What you are asked to do :: For each line in the data below that holds "pauses", return a copy.

Exercise data ::
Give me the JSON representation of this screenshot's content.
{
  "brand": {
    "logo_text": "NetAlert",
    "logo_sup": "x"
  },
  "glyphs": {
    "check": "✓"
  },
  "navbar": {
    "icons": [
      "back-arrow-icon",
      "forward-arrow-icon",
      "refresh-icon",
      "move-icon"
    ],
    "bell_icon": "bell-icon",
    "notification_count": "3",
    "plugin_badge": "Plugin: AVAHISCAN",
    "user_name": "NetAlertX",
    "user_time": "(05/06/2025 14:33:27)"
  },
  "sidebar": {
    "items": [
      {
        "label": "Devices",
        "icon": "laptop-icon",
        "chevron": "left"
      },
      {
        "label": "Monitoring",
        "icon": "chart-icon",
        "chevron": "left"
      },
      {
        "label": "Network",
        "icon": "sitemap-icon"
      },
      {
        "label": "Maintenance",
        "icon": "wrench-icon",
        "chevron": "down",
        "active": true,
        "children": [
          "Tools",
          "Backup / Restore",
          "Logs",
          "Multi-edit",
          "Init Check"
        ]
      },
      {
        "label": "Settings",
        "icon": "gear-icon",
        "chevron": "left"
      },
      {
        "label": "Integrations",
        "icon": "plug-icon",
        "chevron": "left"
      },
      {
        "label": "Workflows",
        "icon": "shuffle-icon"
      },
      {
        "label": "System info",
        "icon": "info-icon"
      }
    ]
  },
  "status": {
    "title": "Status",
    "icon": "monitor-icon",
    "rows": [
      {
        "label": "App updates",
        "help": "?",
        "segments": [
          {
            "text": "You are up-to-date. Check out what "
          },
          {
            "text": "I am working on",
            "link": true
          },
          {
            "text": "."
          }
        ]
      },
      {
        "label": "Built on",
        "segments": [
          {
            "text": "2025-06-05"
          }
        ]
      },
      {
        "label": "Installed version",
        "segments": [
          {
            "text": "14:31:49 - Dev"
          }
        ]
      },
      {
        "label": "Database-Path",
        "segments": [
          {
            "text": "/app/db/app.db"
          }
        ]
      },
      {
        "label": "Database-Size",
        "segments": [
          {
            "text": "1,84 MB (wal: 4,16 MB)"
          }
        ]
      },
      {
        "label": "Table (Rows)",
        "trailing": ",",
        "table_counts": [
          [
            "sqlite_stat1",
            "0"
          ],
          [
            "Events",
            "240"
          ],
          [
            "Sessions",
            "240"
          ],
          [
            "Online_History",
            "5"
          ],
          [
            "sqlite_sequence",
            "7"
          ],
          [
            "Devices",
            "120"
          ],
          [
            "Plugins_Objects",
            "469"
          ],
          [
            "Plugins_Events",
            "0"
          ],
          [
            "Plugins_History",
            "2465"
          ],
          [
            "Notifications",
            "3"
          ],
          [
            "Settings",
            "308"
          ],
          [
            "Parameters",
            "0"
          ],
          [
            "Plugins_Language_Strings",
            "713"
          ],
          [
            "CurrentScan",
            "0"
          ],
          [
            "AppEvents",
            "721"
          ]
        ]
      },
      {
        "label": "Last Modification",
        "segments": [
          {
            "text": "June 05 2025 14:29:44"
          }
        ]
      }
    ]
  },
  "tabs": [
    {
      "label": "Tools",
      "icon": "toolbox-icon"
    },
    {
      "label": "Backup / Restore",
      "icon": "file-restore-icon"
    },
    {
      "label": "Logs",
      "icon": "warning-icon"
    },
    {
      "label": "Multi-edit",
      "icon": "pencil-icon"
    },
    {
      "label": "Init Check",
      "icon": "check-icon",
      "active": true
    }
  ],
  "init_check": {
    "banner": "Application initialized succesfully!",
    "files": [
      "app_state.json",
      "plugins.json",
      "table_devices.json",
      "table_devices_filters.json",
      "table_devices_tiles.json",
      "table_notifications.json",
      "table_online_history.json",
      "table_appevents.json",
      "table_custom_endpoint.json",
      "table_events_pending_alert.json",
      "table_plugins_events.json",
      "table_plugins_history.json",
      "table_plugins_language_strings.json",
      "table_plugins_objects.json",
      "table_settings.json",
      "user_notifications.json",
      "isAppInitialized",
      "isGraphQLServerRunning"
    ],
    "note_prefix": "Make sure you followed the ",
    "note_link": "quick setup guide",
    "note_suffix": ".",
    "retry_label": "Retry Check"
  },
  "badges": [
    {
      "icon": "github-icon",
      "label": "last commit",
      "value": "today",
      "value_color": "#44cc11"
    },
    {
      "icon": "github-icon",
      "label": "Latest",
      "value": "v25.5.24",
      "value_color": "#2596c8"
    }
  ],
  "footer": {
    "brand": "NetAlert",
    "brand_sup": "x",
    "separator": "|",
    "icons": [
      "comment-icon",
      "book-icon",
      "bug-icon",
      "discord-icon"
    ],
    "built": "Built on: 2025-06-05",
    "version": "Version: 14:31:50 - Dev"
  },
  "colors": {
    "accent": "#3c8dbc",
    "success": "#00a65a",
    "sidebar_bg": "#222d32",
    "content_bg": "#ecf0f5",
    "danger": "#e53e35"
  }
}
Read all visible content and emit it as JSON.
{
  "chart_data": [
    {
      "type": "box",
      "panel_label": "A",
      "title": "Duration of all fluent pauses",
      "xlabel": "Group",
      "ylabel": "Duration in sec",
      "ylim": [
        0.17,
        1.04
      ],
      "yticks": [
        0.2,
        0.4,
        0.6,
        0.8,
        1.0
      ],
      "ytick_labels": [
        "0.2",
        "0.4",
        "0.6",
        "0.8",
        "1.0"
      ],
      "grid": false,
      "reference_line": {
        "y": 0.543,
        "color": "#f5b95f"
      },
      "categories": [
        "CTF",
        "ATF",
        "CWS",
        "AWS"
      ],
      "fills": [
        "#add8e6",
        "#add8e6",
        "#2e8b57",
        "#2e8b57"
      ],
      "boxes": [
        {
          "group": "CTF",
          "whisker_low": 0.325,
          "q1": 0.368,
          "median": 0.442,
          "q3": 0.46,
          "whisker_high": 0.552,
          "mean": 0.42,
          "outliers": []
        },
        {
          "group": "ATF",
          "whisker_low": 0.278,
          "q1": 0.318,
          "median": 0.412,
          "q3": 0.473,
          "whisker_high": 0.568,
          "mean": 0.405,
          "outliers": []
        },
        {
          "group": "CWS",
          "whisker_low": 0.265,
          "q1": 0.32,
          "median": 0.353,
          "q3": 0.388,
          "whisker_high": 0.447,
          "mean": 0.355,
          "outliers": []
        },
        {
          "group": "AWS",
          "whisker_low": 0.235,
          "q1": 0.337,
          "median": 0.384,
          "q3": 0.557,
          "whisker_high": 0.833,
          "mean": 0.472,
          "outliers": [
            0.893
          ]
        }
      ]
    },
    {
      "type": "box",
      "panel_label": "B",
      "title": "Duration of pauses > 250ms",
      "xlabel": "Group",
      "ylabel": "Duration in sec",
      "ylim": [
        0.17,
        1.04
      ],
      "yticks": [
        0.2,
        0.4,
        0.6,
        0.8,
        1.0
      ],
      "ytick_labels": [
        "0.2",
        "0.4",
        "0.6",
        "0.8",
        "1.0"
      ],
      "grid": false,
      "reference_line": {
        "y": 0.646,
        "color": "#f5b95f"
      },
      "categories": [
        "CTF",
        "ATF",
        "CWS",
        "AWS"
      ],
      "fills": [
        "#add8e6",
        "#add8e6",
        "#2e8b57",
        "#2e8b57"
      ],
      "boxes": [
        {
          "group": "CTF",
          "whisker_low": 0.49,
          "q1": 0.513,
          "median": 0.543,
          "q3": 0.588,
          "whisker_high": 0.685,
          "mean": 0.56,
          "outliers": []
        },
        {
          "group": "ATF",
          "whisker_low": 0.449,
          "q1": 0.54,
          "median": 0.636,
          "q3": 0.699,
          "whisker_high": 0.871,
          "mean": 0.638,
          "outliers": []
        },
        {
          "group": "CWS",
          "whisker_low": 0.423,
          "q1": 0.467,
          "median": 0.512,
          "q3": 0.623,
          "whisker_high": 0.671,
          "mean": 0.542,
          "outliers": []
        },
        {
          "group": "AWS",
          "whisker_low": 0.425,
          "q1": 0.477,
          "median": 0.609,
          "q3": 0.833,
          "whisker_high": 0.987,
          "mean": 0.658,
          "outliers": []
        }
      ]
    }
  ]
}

Complete answer ::
      "title": "Duration of all fluent pauses",
      "title": "Duration of pauses > 250ms",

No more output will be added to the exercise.